**WRITTEN PROBLEM**
Each record must be reproduced exactly as it is shown.

**Figure dataset records**
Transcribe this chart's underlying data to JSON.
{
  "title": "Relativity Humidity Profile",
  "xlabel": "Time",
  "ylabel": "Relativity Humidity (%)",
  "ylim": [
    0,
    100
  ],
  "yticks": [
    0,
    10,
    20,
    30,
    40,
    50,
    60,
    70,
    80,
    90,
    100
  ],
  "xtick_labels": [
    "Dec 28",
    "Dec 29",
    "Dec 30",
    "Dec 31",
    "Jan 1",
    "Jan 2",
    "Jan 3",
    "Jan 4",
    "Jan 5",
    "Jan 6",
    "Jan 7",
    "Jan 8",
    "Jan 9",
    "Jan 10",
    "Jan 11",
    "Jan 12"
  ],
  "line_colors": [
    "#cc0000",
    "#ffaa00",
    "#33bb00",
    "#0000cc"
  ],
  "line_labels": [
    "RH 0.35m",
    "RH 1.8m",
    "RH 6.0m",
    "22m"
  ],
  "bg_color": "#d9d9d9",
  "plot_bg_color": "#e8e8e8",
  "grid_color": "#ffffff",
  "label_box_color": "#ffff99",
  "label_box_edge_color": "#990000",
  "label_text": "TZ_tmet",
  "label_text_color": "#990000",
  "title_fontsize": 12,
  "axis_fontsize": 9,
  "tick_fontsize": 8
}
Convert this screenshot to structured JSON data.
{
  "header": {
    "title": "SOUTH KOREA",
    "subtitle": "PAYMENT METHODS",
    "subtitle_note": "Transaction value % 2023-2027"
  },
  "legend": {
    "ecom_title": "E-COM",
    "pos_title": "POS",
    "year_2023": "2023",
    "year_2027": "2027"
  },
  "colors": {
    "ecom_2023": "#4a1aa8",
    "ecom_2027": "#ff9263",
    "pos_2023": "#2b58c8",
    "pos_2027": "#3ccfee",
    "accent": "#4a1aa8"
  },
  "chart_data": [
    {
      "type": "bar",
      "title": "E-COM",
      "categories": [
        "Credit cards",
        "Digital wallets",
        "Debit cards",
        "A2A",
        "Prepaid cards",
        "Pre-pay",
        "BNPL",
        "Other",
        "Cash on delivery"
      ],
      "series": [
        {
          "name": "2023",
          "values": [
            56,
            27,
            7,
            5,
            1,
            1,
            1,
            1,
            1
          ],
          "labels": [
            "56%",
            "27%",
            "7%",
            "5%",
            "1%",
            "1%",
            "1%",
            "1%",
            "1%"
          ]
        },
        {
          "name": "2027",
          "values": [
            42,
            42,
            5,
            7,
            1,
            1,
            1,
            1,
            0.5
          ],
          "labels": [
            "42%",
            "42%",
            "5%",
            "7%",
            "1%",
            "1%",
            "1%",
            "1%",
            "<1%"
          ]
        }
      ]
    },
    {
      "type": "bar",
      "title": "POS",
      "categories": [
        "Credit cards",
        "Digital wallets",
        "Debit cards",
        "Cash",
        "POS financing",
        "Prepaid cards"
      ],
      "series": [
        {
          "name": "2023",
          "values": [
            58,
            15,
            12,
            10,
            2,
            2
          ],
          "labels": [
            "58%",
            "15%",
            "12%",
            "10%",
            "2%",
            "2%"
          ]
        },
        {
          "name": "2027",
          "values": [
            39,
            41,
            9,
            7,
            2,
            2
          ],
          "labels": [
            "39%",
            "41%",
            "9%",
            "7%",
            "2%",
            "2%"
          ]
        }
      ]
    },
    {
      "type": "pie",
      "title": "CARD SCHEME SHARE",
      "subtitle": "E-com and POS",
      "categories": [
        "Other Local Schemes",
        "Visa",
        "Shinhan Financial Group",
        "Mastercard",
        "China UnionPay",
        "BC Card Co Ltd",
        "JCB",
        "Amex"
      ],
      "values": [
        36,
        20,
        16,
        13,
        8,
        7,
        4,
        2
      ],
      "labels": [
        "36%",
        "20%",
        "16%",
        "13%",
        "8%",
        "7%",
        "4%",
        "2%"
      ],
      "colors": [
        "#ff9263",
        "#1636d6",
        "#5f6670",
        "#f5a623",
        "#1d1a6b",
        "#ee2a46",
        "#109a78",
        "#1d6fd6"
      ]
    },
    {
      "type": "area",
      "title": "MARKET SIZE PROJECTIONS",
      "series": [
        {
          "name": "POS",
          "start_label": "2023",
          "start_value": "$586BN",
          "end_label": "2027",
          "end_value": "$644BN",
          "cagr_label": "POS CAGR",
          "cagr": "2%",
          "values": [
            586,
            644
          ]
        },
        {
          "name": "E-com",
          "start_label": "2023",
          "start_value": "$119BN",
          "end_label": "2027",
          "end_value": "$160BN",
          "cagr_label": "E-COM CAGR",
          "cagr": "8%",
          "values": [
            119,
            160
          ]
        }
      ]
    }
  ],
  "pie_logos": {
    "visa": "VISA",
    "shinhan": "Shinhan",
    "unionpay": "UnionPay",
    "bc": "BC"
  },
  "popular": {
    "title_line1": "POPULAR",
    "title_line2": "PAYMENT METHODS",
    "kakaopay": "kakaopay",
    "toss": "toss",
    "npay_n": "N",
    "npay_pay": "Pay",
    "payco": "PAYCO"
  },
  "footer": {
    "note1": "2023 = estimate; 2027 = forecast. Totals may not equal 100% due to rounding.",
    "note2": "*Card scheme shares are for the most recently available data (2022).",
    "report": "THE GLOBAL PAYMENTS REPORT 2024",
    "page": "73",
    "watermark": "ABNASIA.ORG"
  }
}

**EXERCISE OUTPUT**
Transcribe this chart's underlying data to JSON.
{
  "title": "Relativity Humidity Profile",
  "xlabel": "Time",
  "ylabel": "Relativity Humidity (%)",
  "ylim": [
    0,
    100
  ],
  "yticks": [
    0,
    10,
    20,
    30,
    40,
    50,
    60,
    70,
    80,
    90,
    100
  ],
  "xtick_labels": [
    "Dec 28",
    "Dec 29",
    "Dec 30",
    "Dec 31",
    "Jan 1",
    "Jan 2",
    "Jan 3",
    "Jan 4",
    "Jan 5",
    "Jan 6",
    "Jan 7",
    "Jan 8",
    "Jan 9",
    "Jan 10",
    "Jan 11",
    "Jan 12"
  ],
  "line_colors": [
    "#cc0000",
    "#ffaa00",
    "#33bb00",
    "#0000cc"
  ],
  "line_labels": [
    "RH 0.35m",
    "RH 1.8m",
    "RH 6.0m",
    "22m"
  ],
  "bg_color": "#d9d9d9",
  "plot_bg_color": "#e8e8e8",
  "grid_color": "#ffffff",
  "label_box_color": "#ffff99",
  "label_box_edge_color": "#990000",
  "label_text": "TZ_tmet",
  "label_text_color": "#990000",
  "title_fontsize": 12,
  "axis_fontsize": 9,
  "tick_fontsize": 8
}
Convert this screenshot to structured JSON data.
{
  "header": {
    "title": "SOUTH KOREA",
    "subtitle": "PAYMENT METHODS",
    "subtitle_note": "Transaction value % 2023-2027"
  },
  "legend": {
    "ecom_title": "E-COM",
    "pos_title": "POS",
    "year_2023": "2023",
    "year_2027": "2027"
  },
  "colors": {
    "ecom_2023": "#4a1aa8",
    "ecom_2027": "#ff9263",
    "pos_2023": "#2b58c8",
    "pos_2027": "#3ccfee",
    "accent": "#4a1aa8"
  },
  "chart_data": [
    {
      "type": "bar",
      "title": "E-COM",
      "categories": [
        "Credit cards",
        "Digital wallets",
        "Debit cards",
        "A2A",
        "Prepaid cards",
        "Pre-pay",
        "BNPL",
        "Other",
        "Cash on delivery"
      ],
      "series": [
        {
          "name": "2023",
          "values": [
            56,
            27,
            7,
            5,
            1,
            1,
            1,
            1,
            1
          ],
          "labels": [
            "56%",
            "27%",
            "7%",
            "5%",
            "1%",
            "1%",
            "1%",
            "1%",
            "1%"
          ]
        },
        {
          "name": "2027",
          "values": [
            42,
            42,
            5,
            7,
            1,
            1,
            1,
            1,
            0.5
          ],
          "labels": [
            "42%",
            "42%",
            "5%",
            "7%",
            "1%",
            "1%",
            "1%",
            "1%",
            "<1%"
          ]
        }
      ]
    },
    {
      "type": "bar",
      "title": "POS",
      "categories": [
        "Credit cards",
        "Digital wallets",
        "Debit cards",
        "Cash",
        "POS financing",
        "Prepaid cards"
      ],
      "series": [
        {
          "name": "2023",
          "values": [
            58,
            15,
            12,
            10,
            2,
            2
          ],
          "labels": [
            "58%",
            "15%",
            "12%",
            "10%",
            "2%",
            "2%"
          ]
        },
        {
          "name": "2027",
          "values": [
            39,
            41,
            9,
            7,
            2,
            2
          ],
          "labels": [
            "39%",
            "41%",
            "9%",
            "7%",
            "2%",
            "2%"
          ]
        }
      ]
    },
    {
      "type": "pie",
      "title": "CARD SCHEME SHARE",
      "subtitle": "E-com and POS",
      "categories": [
        "Other Local Schemes",
        "Visa",
        "Shinhan Financial Group",
        "Mastercard",
        "China UnionPay",
        "BC Card Co Ltd",
        "JCB",
        "Amex"
      ],
      "values": [
        36,
        20,
        16,
        13,
        8,
        7,
        4,
        2
      ],
      "labels": [
        "36%",
        "20%",
        "16%",
        "13%",
        "8%",
        "7%",
        "4%",
        "2%"
      ],
      "colors": [
        "#ff9263",
        "#1636d6",
        "#5f6670",
        "#f5a623",
        "#1d1a6b",
        "#ee2a46",
        "#109a78",
        "#1d6fd6"
      ]
    },
    {
      "type": "area",
      "title": "MARKET SIZE PROJECTIONS",
      "series": [
        {
          "name": "POS",
          "start_label": "2023",
          "start_value": "$586BN",
          "end_label": "2027",
          "end_value": "$644BN",
          "cagr_label": "POS CAGR",
          "cagr": "2%",
          "values": [
            586,
            644
          ]
        },
        {
          "name": "E-com",
          "start_label": "2023",
          "start_value": "$119BN",
          "end_label": "2027",
          "end_value": "$160BN",
          "cagr_label": "E-COM CAGR",
          "cagr": "8%",
          "values": [
            119,
            160
          ]
        }
      ]
    }
  ],
  "pie_logos": {
    "visa": "VISA",
    "shinhan": "Shinhan",
    "unionpay": "UnionPay",
    "bc": "BC"
  },
  "popular": {
    "title_line1": "POPULAR",
    "title_line2": "PAYMENT METHODS",
    "kakaopay": "kakaopay",
    "toss": "toss",
    "npay_n": "N",
    "npay_pay": "Pay",
    "payco": "PAYCO"
  },
  "footer": {
    "note1": "2023 = estimate; 2027 = forecast. Totals may not equal 100% due to rounding.",
    "note2": "*Card scheme shares are for the most recently available data (2022).",
    "report": "THE GLOBAL PAYMENTS REPORT 2024",
    "page": "73",
    "watermark": "ABNASIA.ORG"
  }
}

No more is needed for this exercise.